SET EXERCISE 1 => How would you render this sentence from the piece on Grayden Paul in French: "The Alphonso continued as a waterfront attraction until 1978 when it “was considered unsafe for public use.”"?
SET EXERCISE 2 => Can you reproduce the listing word for word, starting with its first line and going on through the line with "category-label: 機能 xyxy=(497,193,510,202)"?

SELECTED EXTRACT =>
----------

Tuesday, October 8, 2024

Grayden Paul’s ‘Museum’ once was a Beaufort, N.C., landmark

In the 1940s, Grayden Paul of Beaufort, N.C., began earning the reputation as the town’s “highly visible, all-around ambassador and ‘raconteur,’” wrote Ruth Barbour, editor of the Carteret County News-Times.

A raconteur is “a person who is skilled in relating stories and anecdotes interestingly.”

Ruth Barbour was one smart lady, asserted historian Rodney Kemp of Morehead City (shown below). “But both the word and the definition are ‘too hard’ for regular people in Carteret County to say and remember.”

 


“Grayden Paul was a heck of a storyteller; the best I ever heard,” Kemp said. “Grayden had amazing stories as well as a regular routine that he would perform with his wife, Mary Clark, who went by ‘M.C.’ He would tell tall tales and sing his songs while she accompanied him on the piano.”

Grayden Paul’s “official occupation,” as listed on the 1940 census document, was “marine mechanic.” He operated a “marine shop” in Beaufort, providing “repairs and sales.”

Beginning in 1952, Grayden Paul began dressing in outlandish costumes to conduct guided tours around town. The tourists lapped it up.




 

He was a natural showman and promoter. One of the “attractions” was Grayden Paul’s own “Museum of the Sea.” He had salvaged the Alphonso, a 55-foot schooner-rigged sharpie and beached it along the Taylors Creek waterfront at the end of Pollock Street in Beaufort.



 

The vessel was built in 1911 in the Down East Carteret County community of Williston by Zephaniah “Zeff” Willis for Capt. Theodoshia “Dosh” Davis of Davis.

Grayden Paul filled it with a bunch of marine artifacts, seashells, whale bones and other specimens that people could walk around and view, while being entertained by a bird-like mascot named “Grayden Gull.”

The Alphonso continued as a waterfront attraction until 1978 when it “was considered unsafe for public use.”

At that time, the artifacts were removed and preserved for the North Carolina Maritime Museum in Beaufort. What remained of the Alphonso was torched by Beaufort firemen during a training exercise. The spot was later named “Grayden Paul Park.”

----------

DATA RECORDS =>
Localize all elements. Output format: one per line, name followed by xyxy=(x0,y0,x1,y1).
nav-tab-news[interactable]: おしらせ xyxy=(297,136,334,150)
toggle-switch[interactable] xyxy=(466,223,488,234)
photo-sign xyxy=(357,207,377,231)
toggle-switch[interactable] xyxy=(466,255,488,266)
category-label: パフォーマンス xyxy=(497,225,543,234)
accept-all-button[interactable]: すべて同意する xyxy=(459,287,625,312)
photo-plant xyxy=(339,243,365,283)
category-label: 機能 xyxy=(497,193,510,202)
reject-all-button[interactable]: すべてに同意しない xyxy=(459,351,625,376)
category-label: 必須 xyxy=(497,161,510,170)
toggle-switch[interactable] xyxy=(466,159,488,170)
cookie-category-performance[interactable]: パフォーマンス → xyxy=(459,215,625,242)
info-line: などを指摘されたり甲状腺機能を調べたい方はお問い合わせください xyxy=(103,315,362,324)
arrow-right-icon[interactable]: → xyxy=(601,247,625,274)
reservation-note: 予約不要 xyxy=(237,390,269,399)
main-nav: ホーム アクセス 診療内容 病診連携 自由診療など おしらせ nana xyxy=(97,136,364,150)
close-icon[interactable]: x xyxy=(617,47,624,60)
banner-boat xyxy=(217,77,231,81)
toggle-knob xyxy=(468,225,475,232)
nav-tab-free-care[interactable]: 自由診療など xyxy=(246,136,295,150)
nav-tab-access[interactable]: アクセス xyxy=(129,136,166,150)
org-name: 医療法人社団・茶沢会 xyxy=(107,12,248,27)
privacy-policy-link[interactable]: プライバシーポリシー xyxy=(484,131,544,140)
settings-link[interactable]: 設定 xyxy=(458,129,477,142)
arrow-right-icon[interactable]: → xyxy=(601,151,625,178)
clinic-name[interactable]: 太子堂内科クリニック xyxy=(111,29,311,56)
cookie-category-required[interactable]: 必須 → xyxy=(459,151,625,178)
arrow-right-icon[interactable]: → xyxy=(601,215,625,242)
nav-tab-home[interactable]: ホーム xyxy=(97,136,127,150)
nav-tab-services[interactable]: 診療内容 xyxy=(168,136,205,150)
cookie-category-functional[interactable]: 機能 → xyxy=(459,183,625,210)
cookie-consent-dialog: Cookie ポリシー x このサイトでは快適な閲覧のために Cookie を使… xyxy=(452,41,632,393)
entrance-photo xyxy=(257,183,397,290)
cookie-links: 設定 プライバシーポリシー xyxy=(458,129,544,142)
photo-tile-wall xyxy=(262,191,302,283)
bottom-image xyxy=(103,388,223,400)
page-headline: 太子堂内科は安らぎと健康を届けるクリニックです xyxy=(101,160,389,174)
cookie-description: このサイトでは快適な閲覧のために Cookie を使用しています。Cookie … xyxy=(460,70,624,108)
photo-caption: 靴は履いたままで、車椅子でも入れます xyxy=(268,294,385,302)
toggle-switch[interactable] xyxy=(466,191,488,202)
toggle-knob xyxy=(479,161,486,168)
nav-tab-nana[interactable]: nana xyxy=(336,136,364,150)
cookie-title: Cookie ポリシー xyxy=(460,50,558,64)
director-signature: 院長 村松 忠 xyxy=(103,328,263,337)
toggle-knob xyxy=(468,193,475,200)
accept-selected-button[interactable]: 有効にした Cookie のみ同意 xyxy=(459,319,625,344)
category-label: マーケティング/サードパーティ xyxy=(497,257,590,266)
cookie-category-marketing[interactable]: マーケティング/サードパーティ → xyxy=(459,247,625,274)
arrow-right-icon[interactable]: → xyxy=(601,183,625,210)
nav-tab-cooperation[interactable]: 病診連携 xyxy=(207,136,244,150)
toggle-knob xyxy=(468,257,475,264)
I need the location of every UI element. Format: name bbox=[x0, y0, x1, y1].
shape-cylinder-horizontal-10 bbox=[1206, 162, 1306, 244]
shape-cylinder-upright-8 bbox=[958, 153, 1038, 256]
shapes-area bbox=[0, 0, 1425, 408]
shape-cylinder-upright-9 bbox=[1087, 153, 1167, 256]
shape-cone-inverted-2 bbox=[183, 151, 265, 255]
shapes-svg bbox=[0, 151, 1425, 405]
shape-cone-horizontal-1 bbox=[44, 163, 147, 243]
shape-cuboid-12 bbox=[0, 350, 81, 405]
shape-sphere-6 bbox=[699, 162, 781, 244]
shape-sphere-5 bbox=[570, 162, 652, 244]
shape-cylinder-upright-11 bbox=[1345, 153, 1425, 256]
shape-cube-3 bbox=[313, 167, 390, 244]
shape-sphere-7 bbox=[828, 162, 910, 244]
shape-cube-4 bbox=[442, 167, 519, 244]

----------

WORKED ANSWER 1 => L’Alphonso est resté une attraction du front de mer jusqu’en 1978, lorsqu’il « a été jugé dangereux pour l’usage du public ».

WORKED ANSWER 2 =>
Localize all elements. Output format: one per line, name followed by xyxy=(x0,y0,x1,y1).
nav-tab-news[interactable]: おしらせ xyxy=(297,136,334,150)
toggle-switch[interactable] xyxy=(466,223,488,234)
photo-sign xyxy=(357,207,377,231)
toggle-switch[interactable] xyxy=(466,255,488,266)
category-label: パフォーマンス xyxy=(497,225,543,234)
accept-all-button[interactable]: すべて同意する xyxy=(459,287,625,312)
photo-plant xyxy=(339,243,365,283)
category-label: 機能 xyxy=(497,193,510,202)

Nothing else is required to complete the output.